What you are asked to do:
Show only lines that include "text".

---------- Data lines

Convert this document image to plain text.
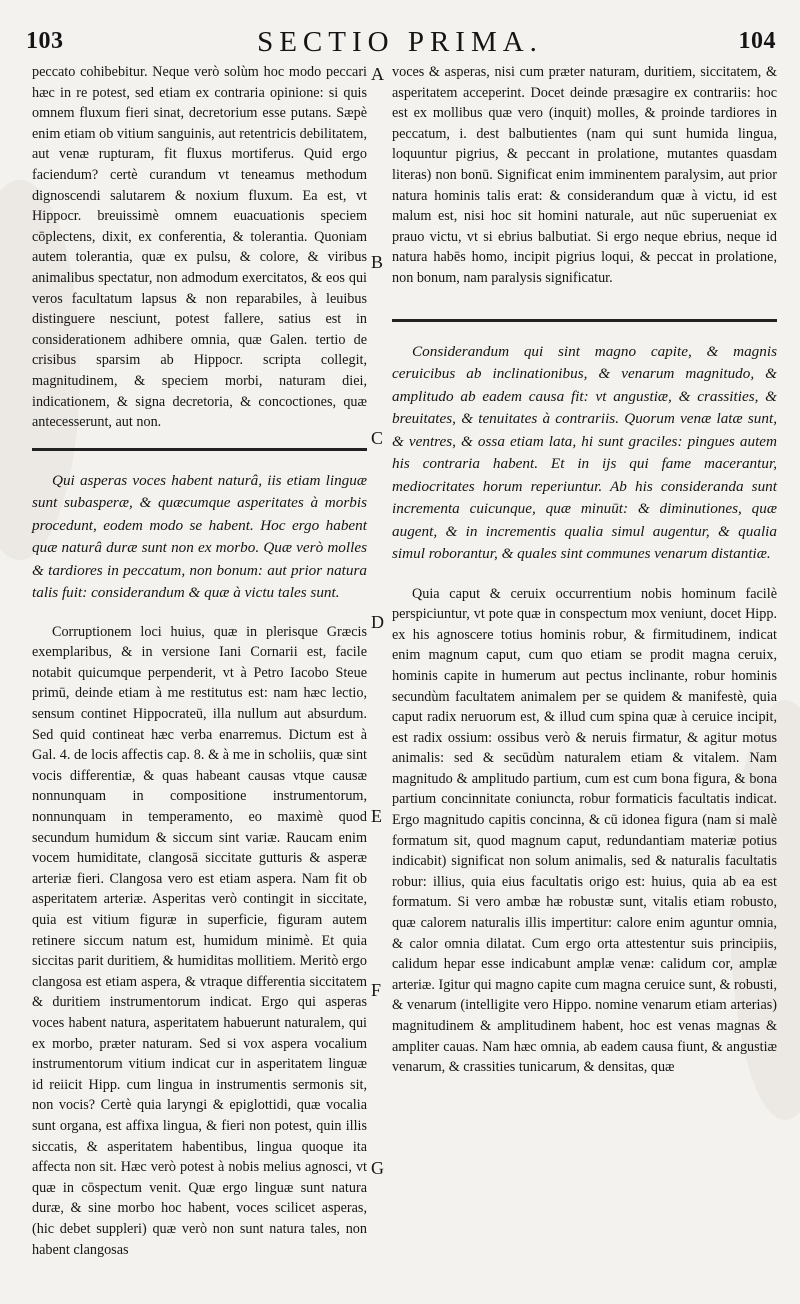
103	SECTIO PRIMA.	104
A
B
C
D
E
F
G

peccato cohibebitur. Neque verò solùm hoc modo peccari hæc in re potest, sed etiam ex contraria opinione: si quis omnem fluxum fieri sinat, decretorium esse putans. Sæpè enim etiam ob vitium sanguinis, aut retentricis debilitatem, aut venæ rupturam, fit fluxus mortiferus. Quid ergo faciendum? certè curandum vt teneamus methodum dignoscendi salutarem & noxium fluxum. Ea est, vt Hippocr. breuissimè omnem euacuationis speciem cōplectens, dixit, ex conferentia, & tolerantia. Quoniam autem tolerantia, quæ ex pulsu, & colore, & viribus animalibus spectatur, non admodum exercitatos, & eos qui veros facultatum lapsus & non reparabiles, à leuibus distinguere nesciunt, potest fallere, satius est in considerationem adhibere omnia, quæ Galen. tertio de crisibus sparsim ab Hippocr. scripta collegit, magnitudinem, & speciem morbi, naturam diei, indicationem, & signa decretoria, & concoctiones, quæ antecesserunt, aut non.

Qui asperas voces habent naturâ, iis etiam linguæ sunt subasperæ, & quæcumque asperitates à morbis procedunt, eodem modo se habent. Hoc ergo habent quæ naturâ duræ sunt non ex morbo. Quæ verò molles & tardiores in peccatum, non bonum: aut prior natura talis fuit: considerandum & quæ à victu tales sunt.

Corruptionem loci huius, quæ in plerisque Græcis exemplaribus, & in versione Iani Cornarii est, facile notabit quicumque perpenderit, vt à Petro Iacobo Steue primū, deinde etiam à me restitutus est: nam hæc lectio, sensum continet Hippocrateū, illa nullum aut absurdum. Sed quid contineat hæc verba enarremus. Dictum est à Gal. 4. de locis affectis cap. 8. & à me in scholiis, quæ sint vocis differentiæ, & quas habeant causas vtque causæ nonnunquam in compositione instrumentorum, nonnunquam in temperamento, eo maximè quod secundum humidum & siccum sint variæ. Raucam enim vocem humiditate, clangosā siccitate gutturis & asperæ arteriæ fieri. Clangosa vero est etiam aspera. Nam fit ob asperitatem arteriæ. Asperitas verò contingit in siccitate, quia est vitium figuræ in superficie, figuram autem retinere siccum natum est, humidum minimè. Et quia siccitas parit duritiem, & humiditas mollitiem. Meritò ergo clangosa est etiam aspera, & vtraque differentia siccitatem & duritiem instrumentorum indicat. Ergo qui asperas voces habent natura, asperitatem habuerunt naturalem, qui ex morbo, præter naturam. Sed si vox aspera vocalium instrumentorum vitium indicat cur in asperitatem linguæ id reiicit Hipp. cum lingua in instrumentis sermonis sit, non vocis? Certè quia laryngi & epiglottidi, quæ vocalia sunt organa, est affixa lingua, & fieri non potest, quin illis siccatis, & asperitatem habentibus, lingua quoque ita affecta non sit. Hæc verò potest à nobis melius agnosci, vt quæ in cōspectum venit. Quæ ergo linguæ sunt natura duræ, & sine morbo hoc habent, voces scilicet asperas, (hic debet suppleri) quæ verò non sunt natura tales, non habent clangosas

voces & asperas, nisi cum præter naturam, duritiem, siccitatem, & asperitatem acceperint. Docet deinde præsagire ex contrariis: hoc est ex mollibus quæ vero (inquit) molles, & proinde tardiores in peccatum, i. dest balbutientes (nam qui sunt humida lingua, loquuntur pigrius, & peccant in prolatione, mutantes quasdam literas) non bonū. Significat enim imminentem paralysim, aut prior natura hominis talis erat: & considerandum quæ à victu, id est malum est, nisi hoc sit homini naturale, aut nūc superueniat ex prauo victu, vt si ebrius balbutiat. Si ergo neque ebrius, neque id natura habēs homo, incipit pigrius loqui, & peccat in prolatione, non bonum, nam paralysis significatur.

Considerandum qui sint magno capite, & magnis ceruicibus ab inclinationibus, & venarum magnitudo, & amplitudo ab eadem causa fit: vt angustiæ, & crassities, & breuitates, & tenuitates à contrariis. Quorum venæ latæ sunt, & ventres, & ossa etiam lata, hi sunt graciles: pingues autem his contraria habent. Et in ijs qui fame macerantur, mediocritates horum reperiuntur. Ab his consideranda sunt incrementa cuicunque, quæ minuūt: & diminutiones, quæ augent, & in incrementis qualia simul augentur, & qualia simul roborantur, & quales sint communes venarum distantiæ.

Quia caput & ceruix occurrentium nobis hominum facilè perspiciuntur, vt pote quæ in conspectum mox veniunt, docet Hipp. ex his agnoscere totius hominis robur, & firmitudinem, indicat enim magnum caput, cum quo etiam se prodit magna ceruix, hominis capite in humerum aut pectus inclinante, robur hominis secundùm facultatem animalem per se quidem & manifestè, quia caput radix neruorum est, & illud cum spina quæ à ceruice incipit, est radix ossium: ossibus verò & neruis firmatur, & agitur motus animalis: sed & secūdùm naturalem etiam & vitalem. Nam magnitudo & amplitudo partium, cum est cum bona figura, & bona partium concinnitate coniuncta, robur formaticis facultatis indicat. Ergo magnitudo capitis concinna, & cū idonea figura (nam si malè formatum sit, quod magnum caput, redundantiam materiæ potius indicabit) significat non solum animalis, sed & naturalis facultatis robur: illius, quia eius facultatis origo est: huius, quia ab ea est formatum. Si vero ambæ hæ robustæ sunt, vitalis etiam robusto, quæ calorem naturalis illis impertitur: calore enim aguntur omnia, & calor omnia dilatat. Cum ergo orta attestentur suis principiis, calidum hepar esse indicabunt amplæ venæ: calidum cor, amplæ arteriæ. Igitur qui magno capite cum magna ceruice sunt, & robusti, & venarum (intelligite vero Hippo. nomine venarum etiam arterias) magnitudinem & amplitudinem habent, hoc est venas magnas & ampliter cauas. Nam hæc omnia, ab eadem causa fiunt, & angustiæ venarum, & crassities tunicarum, & densitas, quæ
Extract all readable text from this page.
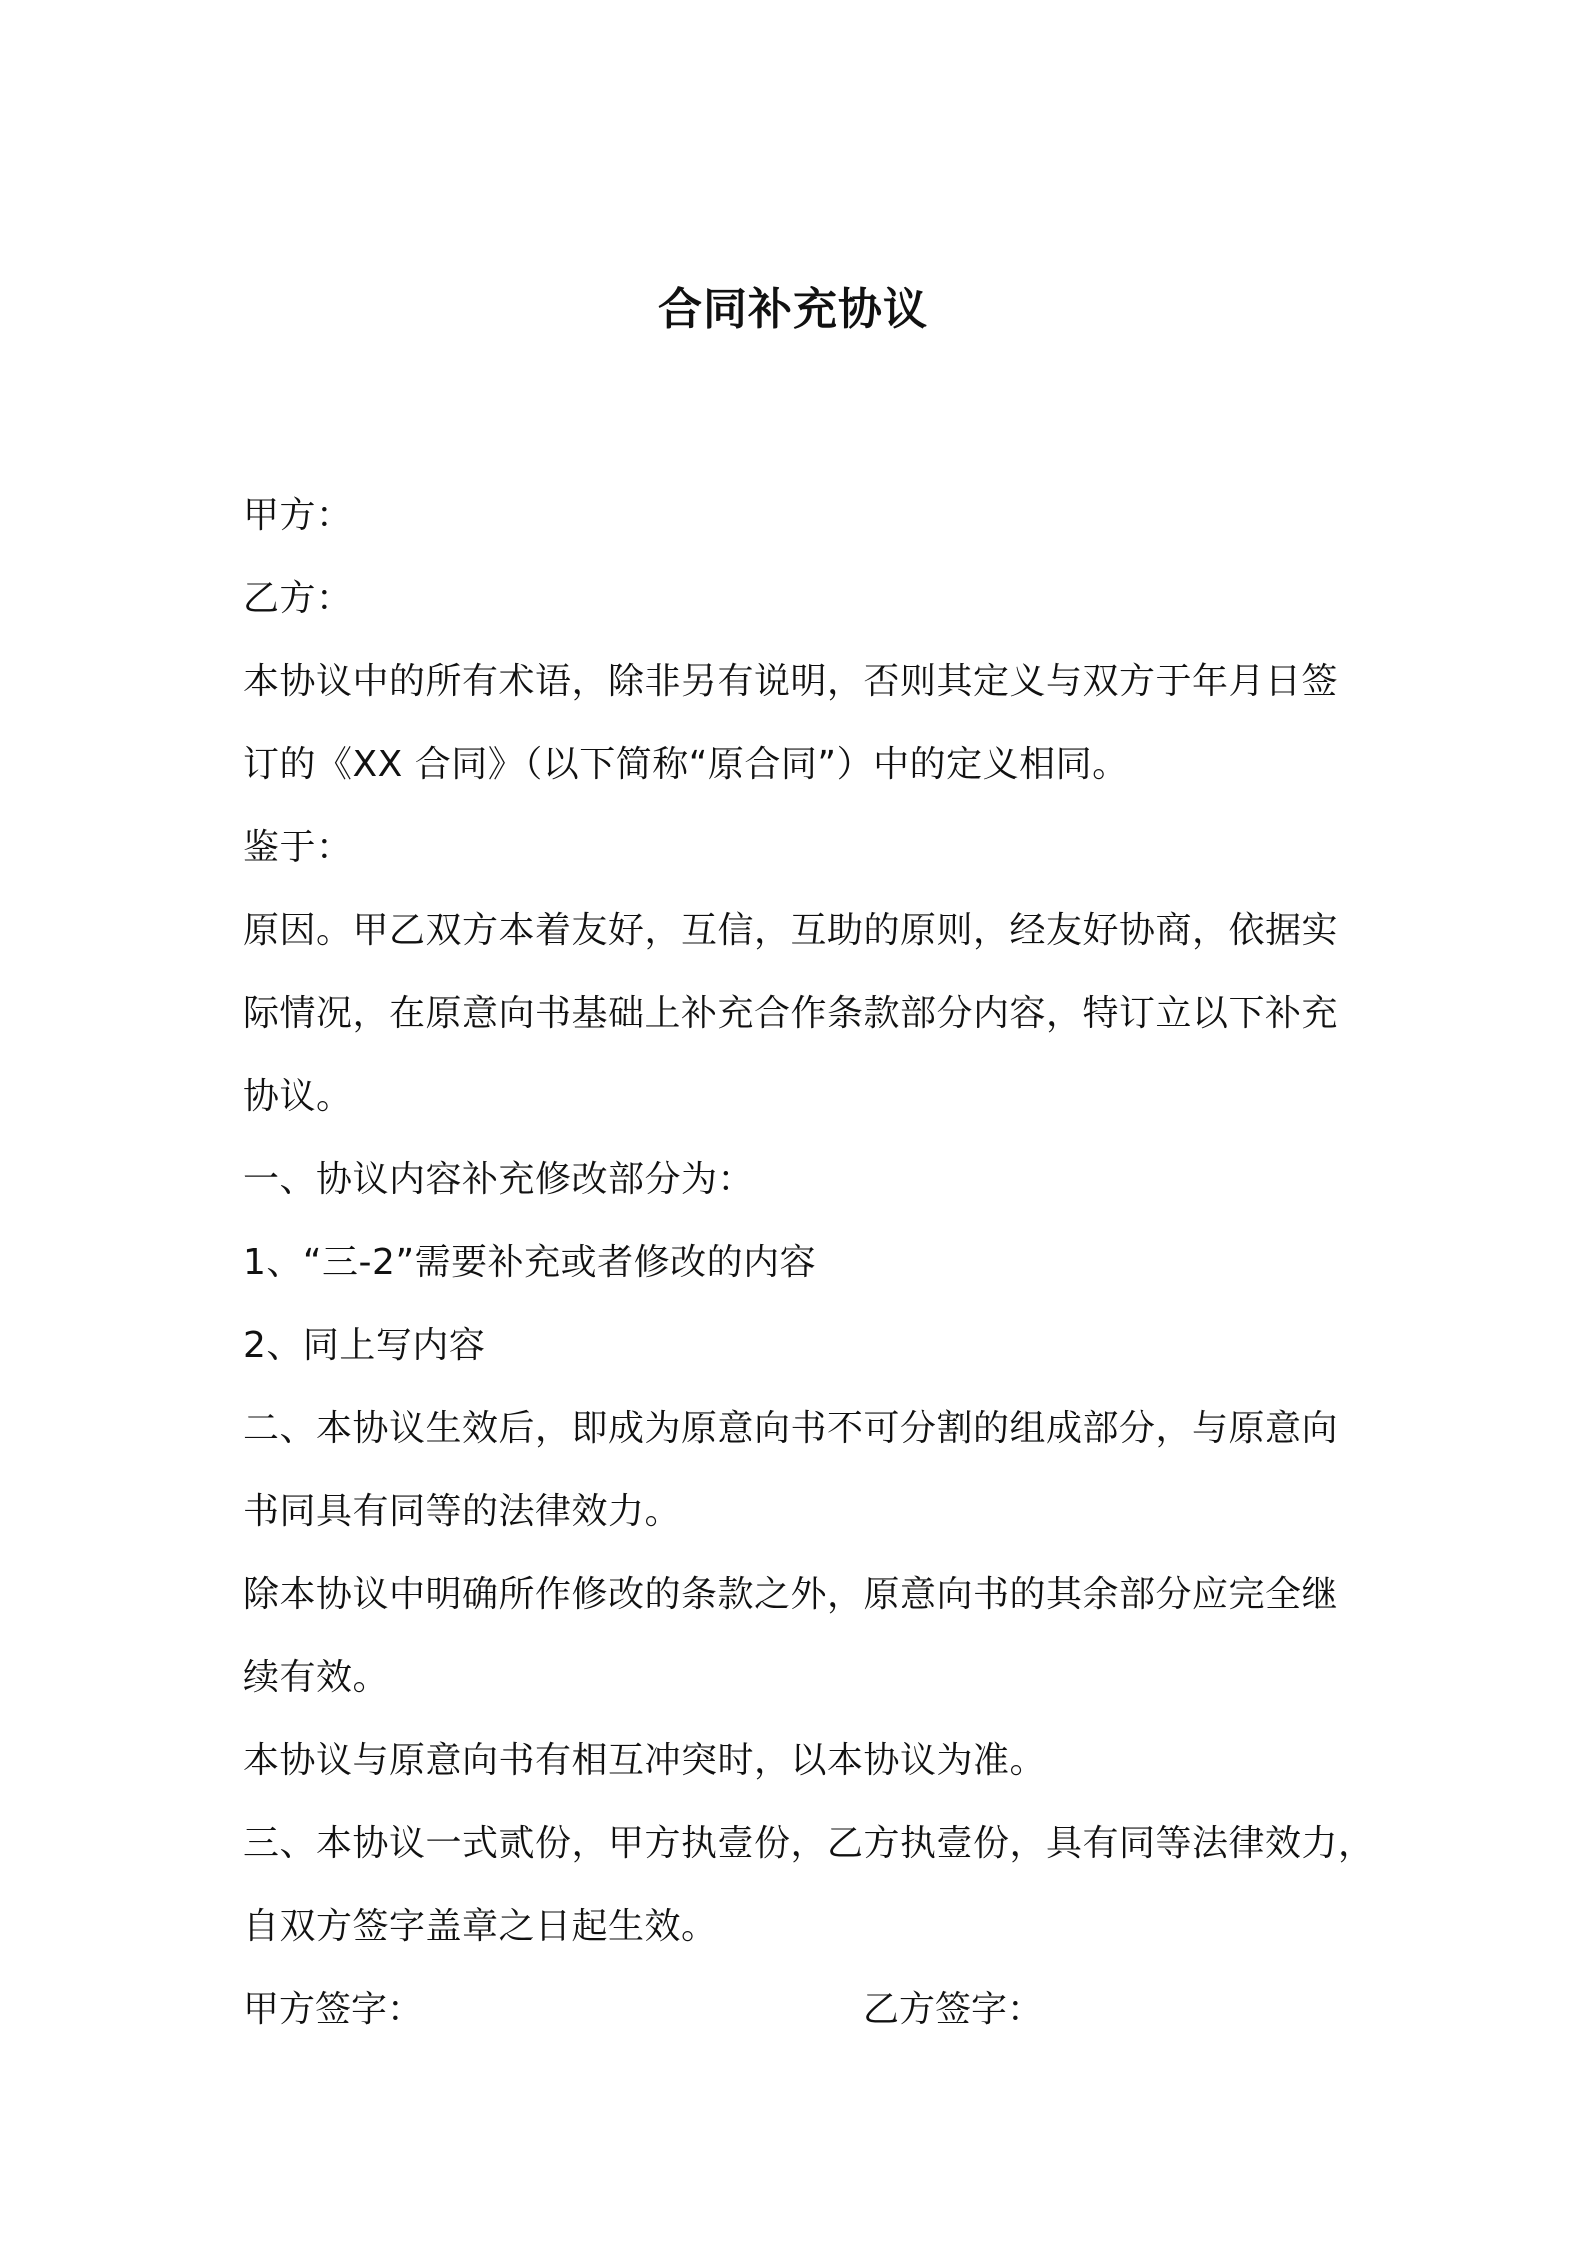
合同补充协议
甲方：
乙方：
本协议中的所有术语，除非另有说明，否则其定义与双方于年月日签
订的《XX 合同》（以下简称“原合同”）中的定义相同。
鉴于：
原因。甲乙双方本着友好，互信，互助的原则，经友好协商，依据实
际情况，在原意向书基础上补充合作条款部分内容，特订立以下补充
协议。
一、协议内容补充修改部分为：
1、“三-2”需要补充或者修改的内容
2、同上写内容
二、本协议生效后，即成为原意向书不可分割的组成部分，与原意向
书同具有同等的法律效力。
除本协议中明确所作修改的条款之外，原意向书的其余部分应完全继
续有效。
本协议与原意向书有相互冲突时，以本协议为准。
三、本协议一式贰份，甲方执壹份，乙方执壹份，具有同等法律效力，
自双方签字盖章之日起生效。
甲方签字：	乙方签字：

--------------------

Result of the exercise:
Convert this document image to plain text.
Extract all readable text from this page.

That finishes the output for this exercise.